Collected data entries:

== == ==

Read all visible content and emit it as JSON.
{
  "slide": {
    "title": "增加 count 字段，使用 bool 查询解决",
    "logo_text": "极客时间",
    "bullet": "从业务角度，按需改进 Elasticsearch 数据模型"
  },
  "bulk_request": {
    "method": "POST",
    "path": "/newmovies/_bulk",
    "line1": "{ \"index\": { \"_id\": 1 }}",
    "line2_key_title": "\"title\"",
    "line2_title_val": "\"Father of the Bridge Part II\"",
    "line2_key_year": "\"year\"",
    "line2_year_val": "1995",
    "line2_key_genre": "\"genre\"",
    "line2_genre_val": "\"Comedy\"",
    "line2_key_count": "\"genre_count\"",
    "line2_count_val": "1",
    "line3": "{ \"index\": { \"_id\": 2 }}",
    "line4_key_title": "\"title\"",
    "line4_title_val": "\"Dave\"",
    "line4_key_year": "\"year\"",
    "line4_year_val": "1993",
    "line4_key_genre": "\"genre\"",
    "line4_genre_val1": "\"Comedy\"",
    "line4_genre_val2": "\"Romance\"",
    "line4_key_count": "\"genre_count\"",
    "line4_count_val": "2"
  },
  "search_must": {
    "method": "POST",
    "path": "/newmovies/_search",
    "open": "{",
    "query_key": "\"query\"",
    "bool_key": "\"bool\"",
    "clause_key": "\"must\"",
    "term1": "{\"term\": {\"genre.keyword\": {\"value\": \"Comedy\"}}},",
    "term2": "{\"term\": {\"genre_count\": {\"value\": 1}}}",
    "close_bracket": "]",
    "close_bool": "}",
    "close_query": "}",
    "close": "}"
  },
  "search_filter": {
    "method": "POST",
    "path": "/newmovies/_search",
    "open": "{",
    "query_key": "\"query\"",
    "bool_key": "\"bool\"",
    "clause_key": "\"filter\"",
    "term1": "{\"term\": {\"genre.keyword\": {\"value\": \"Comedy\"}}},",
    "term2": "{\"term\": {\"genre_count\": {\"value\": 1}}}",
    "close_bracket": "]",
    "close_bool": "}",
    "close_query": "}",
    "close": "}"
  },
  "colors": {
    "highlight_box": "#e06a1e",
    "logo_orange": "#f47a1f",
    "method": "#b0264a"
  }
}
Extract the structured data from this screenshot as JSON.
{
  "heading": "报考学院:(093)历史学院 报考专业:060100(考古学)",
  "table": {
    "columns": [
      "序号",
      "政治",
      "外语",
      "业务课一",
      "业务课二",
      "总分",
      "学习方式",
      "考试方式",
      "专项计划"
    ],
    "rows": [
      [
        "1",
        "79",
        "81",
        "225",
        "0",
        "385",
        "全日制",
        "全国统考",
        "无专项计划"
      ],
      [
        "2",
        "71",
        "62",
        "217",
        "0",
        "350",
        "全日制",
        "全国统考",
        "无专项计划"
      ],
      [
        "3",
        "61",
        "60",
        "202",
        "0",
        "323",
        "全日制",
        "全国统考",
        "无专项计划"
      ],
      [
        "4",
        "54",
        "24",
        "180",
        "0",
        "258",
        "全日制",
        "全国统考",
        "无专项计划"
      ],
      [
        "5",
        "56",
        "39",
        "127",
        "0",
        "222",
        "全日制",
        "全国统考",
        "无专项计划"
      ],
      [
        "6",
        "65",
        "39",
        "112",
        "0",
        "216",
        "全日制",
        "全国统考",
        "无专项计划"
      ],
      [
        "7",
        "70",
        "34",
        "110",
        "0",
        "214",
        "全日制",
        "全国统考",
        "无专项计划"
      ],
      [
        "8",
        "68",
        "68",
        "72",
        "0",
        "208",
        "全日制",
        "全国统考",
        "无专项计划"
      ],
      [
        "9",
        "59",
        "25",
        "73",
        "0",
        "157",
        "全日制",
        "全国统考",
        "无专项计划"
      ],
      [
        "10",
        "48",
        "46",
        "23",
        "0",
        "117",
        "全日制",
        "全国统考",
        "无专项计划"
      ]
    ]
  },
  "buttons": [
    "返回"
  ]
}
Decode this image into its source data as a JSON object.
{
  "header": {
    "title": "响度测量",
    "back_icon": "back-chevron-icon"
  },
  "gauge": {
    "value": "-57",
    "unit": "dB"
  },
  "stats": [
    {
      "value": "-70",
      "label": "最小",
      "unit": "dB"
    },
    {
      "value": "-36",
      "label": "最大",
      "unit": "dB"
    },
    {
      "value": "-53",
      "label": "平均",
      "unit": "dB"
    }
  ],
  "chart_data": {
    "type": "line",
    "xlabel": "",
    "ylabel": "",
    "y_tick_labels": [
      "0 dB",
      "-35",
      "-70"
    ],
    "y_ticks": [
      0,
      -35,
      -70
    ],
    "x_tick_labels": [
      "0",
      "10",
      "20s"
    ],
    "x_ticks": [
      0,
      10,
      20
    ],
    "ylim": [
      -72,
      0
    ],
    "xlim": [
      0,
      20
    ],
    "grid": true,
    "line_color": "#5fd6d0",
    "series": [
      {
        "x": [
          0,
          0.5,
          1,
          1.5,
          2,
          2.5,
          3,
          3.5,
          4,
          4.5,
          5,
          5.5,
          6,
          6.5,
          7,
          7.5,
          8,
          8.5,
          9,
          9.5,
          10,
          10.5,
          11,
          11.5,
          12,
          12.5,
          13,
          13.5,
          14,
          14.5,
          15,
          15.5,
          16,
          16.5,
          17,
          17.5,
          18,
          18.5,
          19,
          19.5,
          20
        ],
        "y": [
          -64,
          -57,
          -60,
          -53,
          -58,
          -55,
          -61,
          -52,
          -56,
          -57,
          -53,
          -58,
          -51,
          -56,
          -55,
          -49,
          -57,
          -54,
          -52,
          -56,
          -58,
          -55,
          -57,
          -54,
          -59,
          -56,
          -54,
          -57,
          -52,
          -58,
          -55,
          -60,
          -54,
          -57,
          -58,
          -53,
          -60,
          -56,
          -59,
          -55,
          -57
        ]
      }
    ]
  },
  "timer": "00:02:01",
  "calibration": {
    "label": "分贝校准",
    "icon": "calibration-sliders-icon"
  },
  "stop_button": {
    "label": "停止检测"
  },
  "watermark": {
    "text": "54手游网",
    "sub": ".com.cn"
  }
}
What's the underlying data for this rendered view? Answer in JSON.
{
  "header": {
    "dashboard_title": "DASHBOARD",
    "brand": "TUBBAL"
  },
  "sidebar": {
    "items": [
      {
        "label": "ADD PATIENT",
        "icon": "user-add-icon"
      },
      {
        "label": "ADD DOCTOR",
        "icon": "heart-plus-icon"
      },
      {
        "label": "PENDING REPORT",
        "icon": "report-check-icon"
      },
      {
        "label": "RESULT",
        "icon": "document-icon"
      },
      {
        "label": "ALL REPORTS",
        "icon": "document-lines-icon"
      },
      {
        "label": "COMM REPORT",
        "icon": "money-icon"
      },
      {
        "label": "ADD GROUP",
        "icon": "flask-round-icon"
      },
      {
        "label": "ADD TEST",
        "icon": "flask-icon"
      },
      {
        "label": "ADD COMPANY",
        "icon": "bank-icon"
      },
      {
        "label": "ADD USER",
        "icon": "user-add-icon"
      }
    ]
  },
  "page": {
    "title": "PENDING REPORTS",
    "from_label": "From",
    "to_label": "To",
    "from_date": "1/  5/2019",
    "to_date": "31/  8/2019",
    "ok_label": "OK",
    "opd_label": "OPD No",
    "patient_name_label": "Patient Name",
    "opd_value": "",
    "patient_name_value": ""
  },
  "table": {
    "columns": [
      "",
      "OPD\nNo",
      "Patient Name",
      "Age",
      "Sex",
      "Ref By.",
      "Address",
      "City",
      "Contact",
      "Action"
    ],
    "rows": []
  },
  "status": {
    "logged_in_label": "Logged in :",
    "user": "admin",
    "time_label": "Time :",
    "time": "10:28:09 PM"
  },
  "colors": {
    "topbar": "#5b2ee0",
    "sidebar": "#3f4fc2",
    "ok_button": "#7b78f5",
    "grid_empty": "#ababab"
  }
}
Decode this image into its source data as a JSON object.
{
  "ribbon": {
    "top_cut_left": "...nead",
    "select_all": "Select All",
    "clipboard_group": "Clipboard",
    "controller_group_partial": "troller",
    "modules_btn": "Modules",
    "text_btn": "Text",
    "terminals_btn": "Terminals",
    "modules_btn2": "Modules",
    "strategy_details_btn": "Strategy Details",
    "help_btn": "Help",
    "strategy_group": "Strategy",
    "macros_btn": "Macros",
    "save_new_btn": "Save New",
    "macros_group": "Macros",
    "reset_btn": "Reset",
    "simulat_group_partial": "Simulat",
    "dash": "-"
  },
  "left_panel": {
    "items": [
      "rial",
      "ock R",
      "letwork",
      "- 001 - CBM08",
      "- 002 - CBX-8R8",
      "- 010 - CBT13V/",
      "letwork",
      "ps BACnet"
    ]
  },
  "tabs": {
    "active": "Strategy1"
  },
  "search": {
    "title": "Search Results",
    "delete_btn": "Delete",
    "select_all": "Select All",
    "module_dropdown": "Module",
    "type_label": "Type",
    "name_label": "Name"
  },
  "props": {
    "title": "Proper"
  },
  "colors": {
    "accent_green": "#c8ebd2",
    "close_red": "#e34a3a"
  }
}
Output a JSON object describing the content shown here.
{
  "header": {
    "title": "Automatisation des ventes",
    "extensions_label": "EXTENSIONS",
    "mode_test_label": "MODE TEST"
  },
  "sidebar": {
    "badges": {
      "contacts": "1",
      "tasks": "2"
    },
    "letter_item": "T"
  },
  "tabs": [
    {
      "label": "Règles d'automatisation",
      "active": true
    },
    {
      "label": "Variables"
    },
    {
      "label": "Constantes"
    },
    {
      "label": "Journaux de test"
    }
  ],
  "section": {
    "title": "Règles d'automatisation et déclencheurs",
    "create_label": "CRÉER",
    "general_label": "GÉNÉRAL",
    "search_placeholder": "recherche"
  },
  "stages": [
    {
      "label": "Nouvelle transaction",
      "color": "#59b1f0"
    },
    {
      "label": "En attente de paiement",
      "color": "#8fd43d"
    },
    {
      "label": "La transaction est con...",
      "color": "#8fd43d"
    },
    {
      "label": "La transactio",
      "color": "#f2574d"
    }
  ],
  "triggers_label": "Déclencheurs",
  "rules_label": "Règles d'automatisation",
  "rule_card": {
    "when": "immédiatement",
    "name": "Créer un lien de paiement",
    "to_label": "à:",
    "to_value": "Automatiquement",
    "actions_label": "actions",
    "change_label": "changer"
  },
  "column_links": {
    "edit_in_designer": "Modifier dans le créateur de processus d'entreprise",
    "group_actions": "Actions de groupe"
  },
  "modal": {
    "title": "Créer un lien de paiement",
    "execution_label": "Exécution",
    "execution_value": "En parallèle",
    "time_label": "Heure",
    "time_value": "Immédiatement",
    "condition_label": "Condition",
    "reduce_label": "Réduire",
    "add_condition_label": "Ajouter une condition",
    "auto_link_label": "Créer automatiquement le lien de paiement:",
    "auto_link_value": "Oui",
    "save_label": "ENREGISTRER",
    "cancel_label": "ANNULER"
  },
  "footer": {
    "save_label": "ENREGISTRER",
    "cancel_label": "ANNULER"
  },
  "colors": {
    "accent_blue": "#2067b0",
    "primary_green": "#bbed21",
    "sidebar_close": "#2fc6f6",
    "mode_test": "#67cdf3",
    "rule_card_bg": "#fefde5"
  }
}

== == ==

● PROBLEM TO WORK ON
Pick each line holding the word "lien" out of the data and copy it.

● TASK OUTPUT
    "name": "Créer un lien de paiement",
    "title": "Créer un lien de paiement",
    "auto_link_label": "Créer automatiquement le lien de paiement:",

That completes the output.